>>>
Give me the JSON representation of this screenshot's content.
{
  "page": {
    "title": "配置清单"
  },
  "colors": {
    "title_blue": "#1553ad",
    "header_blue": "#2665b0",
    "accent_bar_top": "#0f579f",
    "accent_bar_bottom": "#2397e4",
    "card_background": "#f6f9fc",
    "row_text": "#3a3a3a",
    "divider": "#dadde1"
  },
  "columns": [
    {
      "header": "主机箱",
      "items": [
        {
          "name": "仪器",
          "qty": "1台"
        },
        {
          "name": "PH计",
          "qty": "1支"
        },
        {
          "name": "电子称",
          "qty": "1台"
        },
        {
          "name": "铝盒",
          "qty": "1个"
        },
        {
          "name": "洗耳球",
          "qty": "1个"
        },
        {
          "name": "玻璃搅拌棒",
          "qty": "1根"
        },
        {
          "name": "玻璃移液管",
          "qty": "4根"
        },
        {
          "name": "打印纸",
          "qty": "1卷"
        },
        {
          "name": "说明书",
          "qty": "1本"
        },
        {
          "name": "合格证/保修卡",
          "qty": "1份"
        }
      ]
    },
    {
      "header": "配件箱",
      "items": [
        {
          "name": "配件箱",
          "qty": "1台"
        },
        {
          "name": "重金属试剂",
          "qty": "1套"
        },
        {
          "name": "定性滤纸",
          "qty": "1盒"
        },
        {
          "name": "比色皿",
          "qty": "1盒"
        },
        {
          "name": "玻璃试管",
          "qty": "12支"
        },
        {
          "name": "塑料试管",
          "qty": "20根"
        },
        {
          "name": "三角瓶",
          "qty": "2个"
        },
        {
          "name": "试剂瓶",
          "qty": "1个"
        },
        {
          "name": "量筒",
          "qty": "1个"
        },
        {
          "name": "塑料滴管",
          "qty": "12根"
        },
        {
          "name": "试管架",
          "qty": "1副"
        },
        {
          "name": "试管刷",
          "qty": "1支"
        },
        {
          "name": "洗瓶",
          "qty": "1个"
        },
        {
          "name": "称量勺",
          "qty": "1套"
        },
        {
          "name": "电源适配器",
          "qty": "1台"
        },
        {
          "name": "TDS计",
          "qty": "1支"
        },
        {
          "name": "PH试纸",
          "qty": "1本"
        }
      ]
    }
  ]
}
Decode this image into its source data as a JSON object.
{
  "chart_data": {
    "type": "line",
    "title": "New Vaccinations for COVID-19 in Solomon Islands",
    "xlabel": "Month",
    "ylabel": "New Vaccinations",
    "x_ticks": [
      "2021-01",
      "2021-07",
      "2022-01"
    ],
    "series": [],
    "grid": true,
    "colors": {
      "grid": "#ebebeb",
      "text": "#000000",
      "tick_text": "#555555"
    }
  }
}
<<<
=== Exercise ===
Lines from the records above that hold "JSON" are the ones to list.

=== Answer to the task ===
Give me the JSON representation of this screenshot's content.
Decode this image into its source data as a JSON object.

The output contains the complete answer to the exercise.